== Your instructions ==
Show, from the entries below, every line in which "Gene" appears.

Top of Material provided

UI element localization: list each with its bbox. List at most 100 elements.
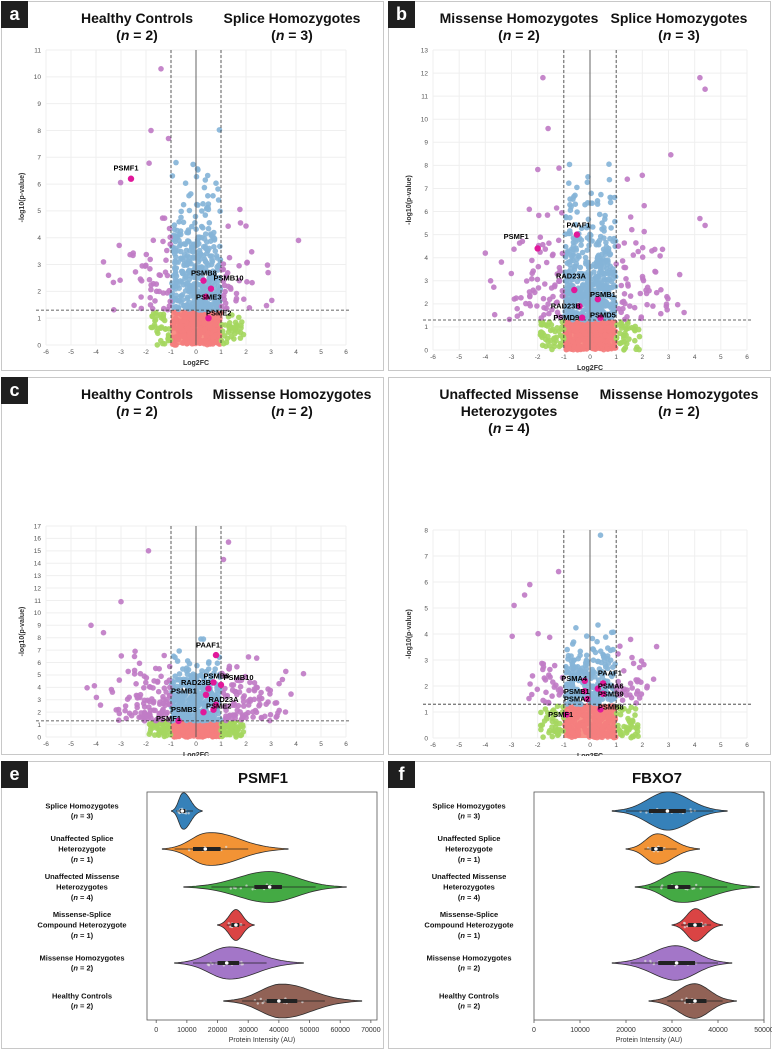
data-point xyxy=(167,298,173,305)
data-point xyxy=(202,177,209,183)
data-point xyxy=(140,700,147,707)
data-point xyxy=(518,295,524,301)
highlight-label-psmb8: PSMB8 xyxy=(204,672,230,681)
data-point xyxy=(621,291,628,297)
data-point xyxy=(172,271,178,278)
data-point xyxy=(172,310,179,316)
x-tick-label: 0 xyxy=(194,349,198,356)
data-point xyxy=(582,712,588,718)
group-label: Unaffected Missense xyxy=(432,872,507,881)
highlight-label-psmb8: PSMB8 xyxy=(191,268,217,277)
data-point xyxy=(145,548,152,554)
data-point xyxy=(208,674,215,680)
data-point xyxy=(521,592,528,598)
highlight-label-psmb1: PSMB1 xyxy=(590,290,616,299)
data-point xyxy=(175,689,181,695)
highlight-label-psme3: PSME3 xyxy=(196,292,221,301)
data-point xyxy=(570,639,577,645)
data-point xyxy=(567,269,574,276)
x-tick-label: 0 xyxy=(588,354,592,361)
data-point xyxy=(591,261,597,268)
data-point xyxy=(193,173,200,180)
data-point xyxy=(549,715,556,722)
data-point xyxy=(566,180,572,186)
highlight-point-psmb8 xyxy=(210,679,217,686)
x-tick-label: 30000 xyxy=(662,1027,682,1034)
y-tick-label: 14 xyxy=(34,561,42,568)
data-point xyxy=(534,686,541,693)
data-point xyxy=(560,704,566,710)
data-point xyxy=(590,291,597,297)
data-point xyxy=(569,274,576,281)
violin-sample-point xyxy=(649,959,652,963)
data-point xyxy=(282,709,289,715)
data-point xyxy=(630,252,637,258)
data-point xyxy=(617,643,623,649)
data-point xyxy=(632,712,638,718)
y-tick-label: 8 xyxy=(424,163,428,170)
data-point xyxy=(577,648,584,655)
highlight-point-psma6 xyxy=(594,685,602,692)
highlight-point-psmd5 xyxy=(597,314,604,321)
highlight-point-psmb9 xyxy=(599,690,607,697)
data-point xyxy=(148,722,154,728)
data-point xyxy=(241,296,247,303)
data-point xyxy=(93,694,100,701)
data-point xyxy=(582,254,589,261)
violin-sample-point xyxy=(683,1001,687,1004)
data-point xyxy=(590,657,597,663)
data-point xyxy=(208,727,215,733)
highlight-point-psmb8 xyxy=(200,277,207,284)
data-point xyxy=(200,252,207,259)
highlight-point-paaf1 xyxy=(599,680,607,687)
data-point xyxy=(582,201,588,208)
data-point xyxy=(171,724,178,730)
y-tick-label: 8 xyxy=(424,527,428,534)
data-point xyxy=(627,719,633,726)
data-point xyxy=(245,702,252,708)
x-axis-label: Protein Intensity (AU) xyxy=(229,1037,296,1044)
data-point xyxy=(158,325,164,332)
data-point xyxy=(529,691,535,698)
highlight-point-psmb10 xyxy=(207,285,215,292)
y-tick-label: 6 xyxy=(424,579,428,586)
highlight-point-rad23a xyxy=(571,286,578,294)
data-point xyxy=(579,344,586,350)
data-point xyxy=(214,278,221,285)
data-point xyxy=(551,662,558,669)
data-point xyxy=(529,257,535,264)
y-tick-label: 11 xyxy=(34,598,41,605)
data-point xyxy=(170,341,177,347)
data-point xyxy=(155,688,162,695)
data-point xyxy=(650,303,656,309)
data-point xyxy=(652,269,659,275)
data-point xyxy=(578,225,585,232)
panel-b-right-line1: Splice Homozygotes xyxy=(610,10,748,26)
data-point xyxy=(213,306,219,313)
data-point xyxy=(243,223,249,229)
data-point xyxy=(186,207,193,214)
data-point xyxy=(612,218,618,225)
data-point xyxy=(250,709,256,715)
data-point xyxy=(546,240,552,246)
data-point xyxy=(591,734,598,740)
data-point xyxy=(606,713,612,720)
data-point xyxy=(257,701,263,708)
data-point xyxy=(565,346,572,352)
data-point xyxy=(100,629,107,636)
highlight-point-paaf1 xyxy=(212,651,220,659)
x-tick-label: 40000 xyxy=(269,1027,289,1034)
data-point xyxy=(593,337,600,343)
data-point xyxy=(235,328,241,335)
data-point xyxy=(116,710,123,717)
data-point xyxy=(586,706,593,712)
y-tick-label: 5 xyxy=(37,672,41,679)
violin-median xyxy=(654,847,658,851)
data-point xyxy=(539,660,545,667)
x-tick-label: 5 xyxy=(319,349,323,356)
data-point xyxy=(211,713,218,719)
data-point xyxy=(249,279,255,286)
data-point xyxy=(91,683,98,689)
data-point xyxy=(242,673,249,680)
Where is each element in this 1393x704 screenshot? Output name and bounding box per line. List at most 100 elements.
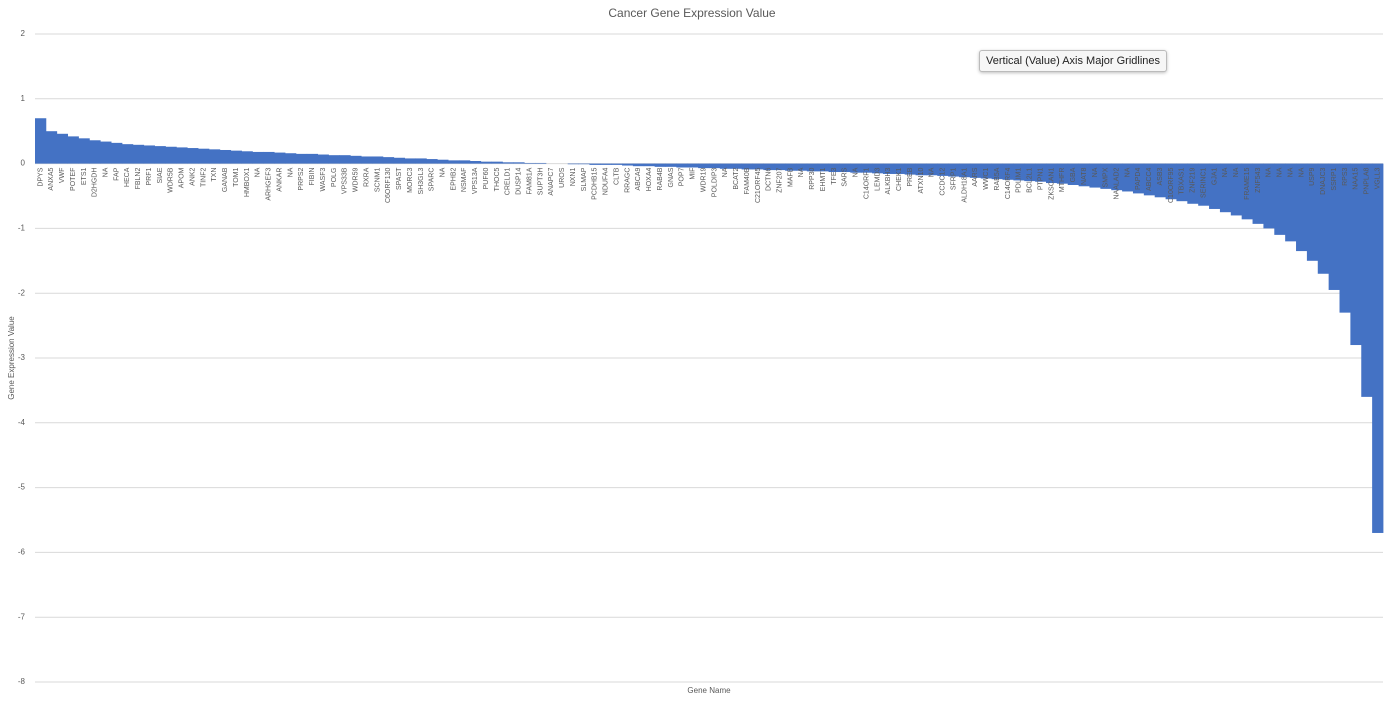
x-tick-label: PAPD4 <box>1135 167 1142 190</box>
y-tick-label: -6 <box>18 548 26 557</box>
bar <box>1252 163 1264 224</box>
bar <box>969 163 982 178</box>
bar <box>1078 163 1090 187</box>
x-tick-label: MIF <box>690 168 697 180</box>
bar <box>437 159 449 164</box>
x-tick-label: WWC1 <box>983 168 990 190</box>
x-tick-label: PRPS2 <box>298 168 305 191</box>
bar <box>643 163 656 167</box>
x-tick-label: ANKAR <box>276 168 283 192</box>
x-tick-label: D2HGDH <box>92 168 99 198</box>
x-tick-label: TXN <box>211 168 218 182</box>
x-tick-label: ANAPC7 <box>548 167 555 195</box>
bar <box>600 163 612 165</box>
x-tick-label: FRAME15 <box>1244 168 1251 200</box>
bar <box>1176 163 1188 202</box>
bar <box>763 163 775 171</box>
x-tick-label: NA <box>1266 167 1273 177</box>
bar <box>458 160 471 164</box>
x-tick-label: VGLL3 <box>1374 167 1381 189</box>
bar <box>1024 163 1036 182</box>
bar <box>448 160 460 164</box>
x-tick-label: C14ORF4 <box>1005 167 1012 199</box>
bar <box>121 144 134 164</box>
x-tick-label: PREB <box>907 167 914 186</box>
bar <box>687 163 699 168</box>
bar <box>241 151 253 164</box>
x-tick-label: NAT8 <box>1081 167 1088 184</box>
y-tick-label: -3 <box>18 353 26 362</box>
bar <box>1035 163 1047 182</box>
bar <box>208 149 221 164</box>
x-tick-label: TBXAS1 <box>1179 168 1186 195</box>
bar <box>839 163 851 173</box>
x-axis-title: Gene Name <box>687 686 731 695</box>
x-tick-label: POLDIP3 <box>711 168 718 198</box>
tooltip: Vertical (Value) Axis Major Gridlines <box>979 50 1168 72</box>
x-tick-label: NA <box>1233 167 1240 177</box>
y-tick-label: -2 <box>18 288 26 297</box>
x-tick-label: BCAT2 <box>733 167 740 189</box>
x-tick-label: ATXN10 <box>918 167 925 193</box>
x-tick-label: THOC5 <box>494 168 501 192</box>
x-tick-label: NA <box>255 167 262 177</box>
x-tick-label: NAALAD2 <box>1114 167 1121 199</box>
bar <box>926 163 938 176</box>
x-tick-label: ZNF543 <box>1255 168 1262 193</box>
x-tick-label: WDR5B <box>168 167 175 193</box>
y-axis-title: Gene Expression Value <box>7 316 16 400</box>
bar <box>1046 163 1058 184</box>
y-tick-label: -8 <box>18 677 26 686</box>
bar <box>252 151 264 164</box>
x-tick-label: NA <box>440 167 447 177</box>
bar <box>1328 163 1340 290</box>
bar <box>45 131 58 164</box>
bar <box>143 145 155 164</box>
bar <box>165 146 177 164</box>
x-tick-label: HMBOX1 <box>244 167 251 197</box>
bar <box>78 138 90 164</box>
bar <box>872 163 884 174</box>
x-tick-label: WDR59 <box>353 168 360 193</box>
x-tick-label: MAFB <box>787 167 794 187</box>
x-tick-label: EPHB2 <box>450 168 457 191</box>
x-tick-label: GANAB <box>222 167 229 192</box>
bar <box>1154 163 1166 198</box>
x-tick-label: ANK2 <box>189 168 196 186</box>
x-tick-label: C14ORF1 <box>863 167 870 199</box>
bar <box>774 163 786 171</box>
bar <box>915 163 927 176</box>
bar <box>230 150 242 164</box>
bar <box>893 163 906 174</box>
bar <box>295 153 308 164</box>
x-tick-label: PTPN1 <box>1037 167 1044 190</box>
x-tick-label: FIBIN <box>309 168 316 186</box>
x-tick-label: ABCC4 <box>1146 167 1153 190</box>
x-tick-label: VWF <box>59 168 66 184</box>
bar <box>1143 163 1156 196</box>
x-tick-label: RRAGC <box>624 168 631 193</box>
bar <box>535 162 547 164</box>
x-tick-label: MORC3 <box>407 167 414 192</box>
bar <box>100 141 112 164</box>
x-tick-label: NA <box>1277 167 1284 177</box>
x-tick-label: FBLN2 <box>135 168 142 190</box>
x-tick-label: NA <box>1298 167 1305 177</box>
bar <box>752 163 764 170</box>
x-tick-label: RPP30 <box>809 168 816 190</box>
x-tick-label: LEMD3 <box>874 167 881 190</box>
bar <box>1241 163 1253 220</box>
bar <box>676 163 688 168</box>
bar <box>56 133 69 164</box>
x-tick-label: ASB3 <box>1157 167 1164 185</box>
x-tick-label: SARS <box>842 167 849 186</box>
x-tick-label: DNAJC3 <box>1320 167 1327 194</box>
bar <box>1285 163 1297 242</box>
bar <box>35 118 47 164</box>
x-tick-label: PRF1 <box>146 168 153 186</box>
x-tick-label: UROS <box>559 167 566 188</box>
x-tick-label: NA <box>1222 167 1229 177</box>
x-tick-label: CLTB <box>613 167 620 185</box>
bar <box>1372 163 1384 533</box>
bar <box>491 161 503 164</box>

Bottom of Material provided

== Solved exercise ==
x-axis-title: Gene Name <box>687 686 731 695</box>
y-axis-title: Gene Expression Value <box>7 316 16 400</box>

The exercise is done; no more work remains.